──────── INFORMATION GIVEN ────────

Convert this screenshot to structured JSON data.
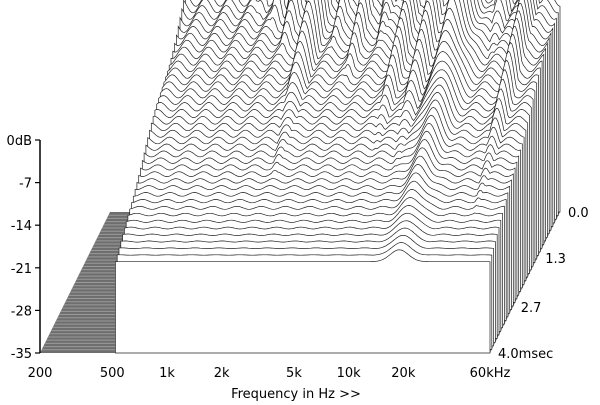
{
  "chart_data": {
    "type": "waterfall",
    "xlabel": "Frequency in Hz >>",
    "x_scale": "log",
    "x_ticks": [
      {
        "label": "200",
        "value": 200
      },
      {
        "label": "500",
        "value": 500
      },
      {
        "label": "1k",
        "value": 1000
      },
      {
        "label": "2k",
        "value": 2000
      },
      {
        "label": "5k",
        "value": 5000
      },
      {
        "label": "10k",
        "value": 10000
      },
      {
        "label": "20k",
        "value": 20000
      },
      {
        "label": "60kHz",
        "value": 60000
      }
    ],
    "xlim": [
      200,
      60000
    ],
    "y_ticks": [
      {
        "label": "0dB",
        "value": 0
      },
      {
        "label": "-7",
        "value": -7
      },
      {
        "label": "-14",
        "value": -14
      },
      {
        "label": "-21",
        "value": -21
      },
      {
        "label": "-28",
        "value": -28
      },
      {
        "label": "-35",
        "value": -35
      }
    ],
    "ylim": [
      -35,
      0
    ],
    "z_ticks": [
      {
        "label": "0.0",
        "value": 0.0
      },
      {
        "label": "1.3",
        "value": 1.3
      },
      {
        "label": "2.7",
        "value": 2.7
      },
      {
        "label": "4.0msec",
        "value": 4.0
      }
    ],
    "zlim": [
      0,
      4.0
    ],
    "slices": 40,
    "peaks": [
      {
        "freq": 1150,
        "db": -4,
        "width": 0.1
      },
      {
        "freq": 1400,
        "db": 0,
        "width": 0.07
      },
      {
        "freq": 1750,
        "db": 2,
        "width": 0.07
      },
      {
        "freq": 2150,
        "db": 5,
        "width": 0.07
      },
      {
        "freq": 2900,
        "db": 8,
        "width": 0.07
      },
      {
        "freq": 4000,
        "db": 3,
        "width": 0.07
      },
      {
        "freq": 5300,
        "db": 6,
        "width": 0.06
      },
      {
        "freq": 7000,
        "db": 4,
        "width": 0.06
      },
      {
        "freq": 9500,
        "db": 7,
        "width": 0.06
      },
      {
        "freq": 13000,
        "db": 9,
        "width": 0.06
      },
      {
        "freq": 19000,
        "db": 14,
        "width": 0.07
      },
      {
        "freq": 30000,
        "db": 5,
        "width": 0.06
      },
      {
        "freq": 42000,
        "db": 9,
        "width": 0.05
      }
    ],
    "colors": {
      "floor": "#6e6e6e",
      "floor_line": "#9a9a9a",
      "fill": "#ffffff",
      "stroke": "#222222"
    }
  }
}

────────

Repeat the material above word for word, please, apart from its images.

THE RESULT -
Convert this screenshot to structured JSON data.
{
  "chart_data": {
    "type": "waterfall",
    "xlabel": "Frequency in Hz >>",
    "x_scale": "log",
    "x_ticks": [
      {
        "label": "200",
        "value": 200
      },
      {
        "label": "500",
        "value": 500
      },
      {
        "label": "1k",
        "value": 1000
      },
      {
        "label": "2k",
        "value": 2000
      },
      {
        "label": "5k",
        "value": 5000
      },
      {
        "label": "10k",
        "value": 10000
      },
      {
        "label": "20k",
        "value": 20000
      },
      {
        "label": "60kHz",
        "value": 60000
      }
    ],
    "xlim": [
      200,
      60000
    ],
    "y_ticks": [
      {
        "label": "0dB",
        "value": 0
      },
      {
        "label": "-7",
        "value": -7
      },
      {
        "label": "-14",
        "value": -14
      },
      {
        "label": "-21",
        "value": -21
      },
      {
        "label": "-28",
        "value": -28
      },
      {
        "label": "-35",
        "value": -35
      }
    ],
    "ylim": [
      -35,
      0
    ],
    "z_ticks": [
      {
        "label": "0.0",
        "value": 0.0
      },
      {
        "label": "1.3",
        "value": 1.3
      },
      {
        "label": "2.7",
        "value": 2.7
      },
      {
        "label": "4.0msec",
        "value": 4.0
      }
    ],
    "zlim": [
      0,
      4.0
    ],
    "slices": 40,
    "peaks": [
      {
        "freq": 1150,
        "db": -4,
        "width": 0.1
      },
      {
        "freq": 1400,
        "db": 0,
        "width": 0.07
      },
      {
        "freq": 1750,
        "db": 2,
        "width": 0.07
      },
      {
        "freq": 2150,
        "db": 5,
        "width": 0.07
      },
      {
        "freq": 2900,
        "db": 8,
        "width": 0.07
      },
      {
        "freq": 4000,
        "db": 3,
        "width": 0.07
      },
      {
        "freq": 5300,
        "db": 6,
        "width": 0.06
      },
      {
        "freq": 7000,
        "db": 4,
        "width": 0.06
      },
      {
        "freq": 9500,
        "db": 7,
        "width": 0.06
      },
      {
        "freq": 13000,
        "db": 9,
        "width": 0.06
      },
      {
        "freq": 19000,
        "db": 14,
        "width": 0.07
      },
      {
        "freq": 30000,
        "db": 5,
        "width": 0.06
      },
      {
        "freq": 42000,
        "db": 9,
        "width": 0.05
      }
    ],
    "colors": {
      "floor": "#6e6e6e",
      "floor_line": "#9a9a9a",
      "fill": "#ffffff",
      "stroke": "#222222"
    }
  }
}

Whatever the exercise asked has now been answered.